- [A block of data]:
·····

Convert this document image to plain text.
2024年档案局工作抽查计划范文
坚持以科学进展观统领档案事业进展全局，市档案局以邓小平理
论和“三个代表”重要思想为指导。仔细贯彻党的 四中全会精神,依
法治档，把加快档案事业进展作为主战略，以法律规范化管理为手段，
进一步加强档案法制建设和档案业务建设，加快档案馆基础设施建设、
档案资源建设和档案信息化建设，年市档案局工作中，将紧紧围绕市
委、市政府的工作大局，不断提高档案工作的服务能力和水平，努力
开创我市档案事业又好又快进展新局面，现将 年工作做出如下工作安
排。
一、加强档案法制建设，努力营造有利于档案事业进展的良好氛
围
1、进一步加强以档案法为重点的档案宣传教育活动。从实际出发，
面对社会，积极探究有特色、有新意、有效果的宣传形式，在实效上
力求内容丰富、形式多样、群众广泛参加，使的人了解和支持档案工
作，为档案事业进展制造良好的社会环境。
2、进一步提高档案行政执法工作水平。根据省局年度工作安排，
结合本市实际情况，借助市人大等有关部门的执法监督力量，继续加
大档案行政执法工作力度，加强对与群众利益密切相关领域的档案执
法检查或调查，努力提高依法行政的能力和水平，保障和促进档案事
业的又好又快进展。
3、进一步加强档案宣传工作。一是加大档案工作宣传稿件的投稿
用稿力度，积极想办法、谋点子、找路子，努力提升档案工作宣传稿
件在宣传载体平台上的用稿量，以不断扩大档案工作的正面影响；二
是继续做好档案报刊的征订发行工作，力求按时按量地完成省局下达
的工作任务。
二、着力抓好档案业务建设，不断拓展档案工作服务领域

·····

- [Written task]:
Return the material in full, exactly as shown.

- [Written reply]:
Convert this document image to plain text.
2024年档案局工作抽查计划范文
坚持以科学进展观统领档案事业进展全局，市档案局以邓小平理
论和“三个代表”重要思想为指导。仔细贯彻党的 四中全会精神,依
法治档，把加快档案事业进展作为主战略，以法律规范化管理为手段，
进一步加强档案法制建设和档案业务建设，加快档案馆基础设施建设、
档案资源建设和档案信息化建设，年市档案局工作中，将紧紧围绕市
委、市政府的工作大局，不断提高档案工作的服务能力和水平，努力
开创我市档案事业又好又快进展新局面，现将 年工作做出如下工作安
排。
一、加强档案法制建设，努力营造有利于档案事业进展的良好氛
围
1、进一步加强以档案法为重点的档案宣传教育活动。从实际出发，
面对社会，积极探究有特色、有新意、有效果的宣传形式，在实效上
力求内容丰富、形式多样、群众广泛参加，使的人了解和支持档案工
作，为档案事业进展制造良好的社会环境。
2、进一步提高档案行政执法工作水平。根据省局年度工作安排，
结合本市实际情况，借助市人大等有关部门的执法监督力量，继续加
大档案行政执法工作力度，加强对与群众利益密切相关领域的档案执
法检查或调查，努力提高依法行政的能力和水平，保障和促进档案事
业的又好又快进展。
3、进一步加强档案宣传工作。一是加大档案工作宣传稿件的投稿
用稿力度，积极想办法、谋点子、找路子，努力提升档案工作宣传稿
件在宣传载体平台上的用稿量，以不断扩大档案工作的正面影响；二
是继续做好档案报刊的征订发行工作，力求按时按量地完成省局下达
的工作任务。
二、着力抓好档案业务建设，不断拓展档案工作服务领域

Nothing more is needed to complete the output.